[BEGIN Material provided]

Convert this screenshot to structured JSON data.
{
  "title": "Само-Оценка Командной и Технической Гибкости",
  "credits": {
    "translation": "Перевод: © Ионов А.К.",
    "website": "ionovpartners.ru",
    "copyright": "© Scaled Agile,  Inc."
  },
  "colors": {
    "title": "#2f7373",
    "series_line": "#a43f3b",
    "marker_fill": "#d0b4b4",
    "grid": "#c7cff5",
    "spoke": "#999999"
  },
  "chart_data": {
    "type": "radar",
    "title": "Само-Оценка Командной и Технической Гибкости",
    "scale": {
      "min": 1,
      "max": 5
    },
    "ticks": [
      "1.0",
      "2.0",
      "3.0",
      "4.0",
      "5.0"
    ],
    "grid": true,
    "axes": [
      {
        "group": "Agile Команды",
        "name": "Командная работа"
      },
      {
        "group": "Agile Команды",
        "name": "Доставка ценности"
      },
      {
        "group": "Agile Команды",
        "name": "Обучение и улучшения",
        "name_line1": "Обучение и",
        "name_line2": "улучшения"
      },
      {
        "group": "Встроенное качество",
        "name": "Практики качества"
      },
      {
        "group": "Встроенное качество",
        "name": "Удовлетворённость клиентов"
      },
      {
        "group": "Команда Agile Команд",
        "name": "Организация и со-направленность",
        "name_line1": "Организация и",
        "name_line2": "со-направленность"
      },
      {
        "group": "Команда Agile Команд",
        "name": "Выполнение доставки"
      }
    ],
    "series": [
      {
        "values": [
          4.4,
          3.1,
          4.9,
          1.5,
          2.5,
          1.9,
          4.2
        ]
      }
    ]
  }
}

[END Material provided]

• Directive: In the records above, collect each line with "Технической".

• Correct result:
  "title": "Само-Оценка Командной и Технической Гибкости",
    "title": "Само-Оценка Командной и Технической Гибкости",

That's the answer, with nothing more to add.